# [Given data]
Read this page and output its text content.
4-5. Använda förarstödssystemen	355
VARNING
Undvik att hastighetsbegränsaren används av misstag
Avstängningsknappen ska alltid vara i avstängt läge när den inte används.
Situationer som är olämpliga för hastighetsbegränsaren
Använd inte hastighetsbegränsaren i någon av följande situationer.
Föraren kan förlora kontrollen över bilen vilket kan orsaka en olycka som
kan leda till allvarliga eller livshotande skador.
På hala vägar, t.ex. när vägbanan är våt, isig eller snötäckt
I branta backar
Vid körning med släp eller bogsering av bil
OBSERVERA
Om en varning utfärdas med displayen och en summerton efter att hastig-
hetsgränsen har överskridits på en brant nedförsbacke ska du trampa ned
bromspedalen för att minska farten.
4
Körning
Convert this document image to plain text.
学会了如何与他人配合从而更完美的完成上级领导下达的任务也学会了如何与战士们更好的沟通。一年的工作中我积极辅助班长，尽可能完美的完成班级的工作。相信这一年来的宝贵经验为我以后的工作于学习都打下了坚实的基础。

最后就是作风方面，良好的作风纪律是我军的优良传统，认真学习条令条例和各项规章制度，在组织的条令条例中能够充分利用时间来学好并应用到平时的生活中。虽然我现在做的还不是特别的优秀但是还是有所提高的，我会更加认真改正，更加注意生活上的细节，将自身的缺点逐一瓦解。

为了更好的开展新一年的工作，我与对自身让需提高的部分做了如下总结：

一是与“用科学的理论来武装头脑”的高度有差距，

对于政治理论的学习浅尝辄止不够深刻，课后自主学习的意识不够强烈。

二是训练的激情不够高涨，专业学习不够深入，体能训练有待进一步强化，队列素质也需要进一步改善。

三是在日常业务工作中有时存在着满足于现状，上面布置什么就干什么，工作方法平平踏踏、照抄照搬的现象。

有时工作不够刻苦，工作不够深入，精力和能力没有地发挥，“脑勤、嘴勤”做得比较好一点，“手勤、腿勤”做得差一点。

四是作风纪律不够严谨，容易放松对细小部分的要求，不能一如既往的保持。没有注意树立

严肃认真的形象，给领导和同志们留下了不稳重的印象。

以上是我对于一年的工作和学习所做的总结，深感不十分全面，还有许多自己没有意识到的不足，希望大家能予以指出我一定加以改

# [Work instructions]
Repeat all the records. Match each line exactly.

# [Exercise output]
Read this page and output its text content.
4-5. Använda förarstödssystemen	355
VARNING
Undvik att hastighetsbegränsaren används av misstag
Avstängningsknappen ska alltid vara i avstängt läge när den inte används.
Situationer som är olämpliga för hastighetsbegränsaren
Använd inte hastighetsbegränsaren i någon av följande situationer.
Föraren kan förlora kontrollen över bilen vilket kan orsaka en olycka som
kan leda till allvarliga eller livshotande skador.
På hala vägar, t.ex. när vägbanan är våt, isig eller snötäckt
I branta backar
Vid körning med släp eller bogsering av bil
OBSERVERA
Om en varning utfärdas med displayen och en summerton efter att hastig-
hetsgränsen har överskridits på en brant nedförsbacke ska du trampa ned
bromspedalen för att minska farten.
4
Körning
Convert this document image to plain text.
学会了如何与他人配合从而更完美的完成上级领导下达的任务也学会了如何与战士们更好的沟通。一年的工作中我积极辅助班长，尽可能完美的完成班级的工作。相信这一年来的宝贵经验为我以后的工作于学习都打下了坚实的基础。

最后就是作风方面，良好的作风纪律是我军的优良传统，认真学习条令条例和各项规章制度，在组织的条令条例中能够充分利用时间来学好并应用到平时的生活中。虽然我现在做的还不是特别的优秀但是还是有所提高的，我会更加认真改正，更加注意生活上的细节，将自身的缺点逐一瓦解。

为了更好的开展新一年的工作，我与对自身让需提高的部分做了如下总结：

一是与“用科学的理论来武装头脑”的高度有差距，

对于政治理论的学习浅尝辄止不够深刻，课后自主学习的意识不够强烈。

二是训练的激情不够高涨，专业学习不够深入，体能训练有待进一步强化，队列素质也需要进一步改善。

三是在日常业务工作中有时存在着满足于现状，上面布置什么就干什么，工作方法平平踏踏、照抄照搬的现象。

有时工作不够刻苦，工作不够深入，精力和能力没有地发挥，“脑勤、嘴勤”做得比较好一点，“手勤、腿勤”做得差一点。

四是作风纪律不够严谨，容易放松对细小部分的要求，不能一如既往的保持。没有注意树立

严肃认真的形象，给领导和同志们留下了不稳重的印象。

以上是我对于一年的工作和学习所做的总结，深感不十分全面，还有许多自己没有意识到的不足，希望大家能予以指出我一定加以改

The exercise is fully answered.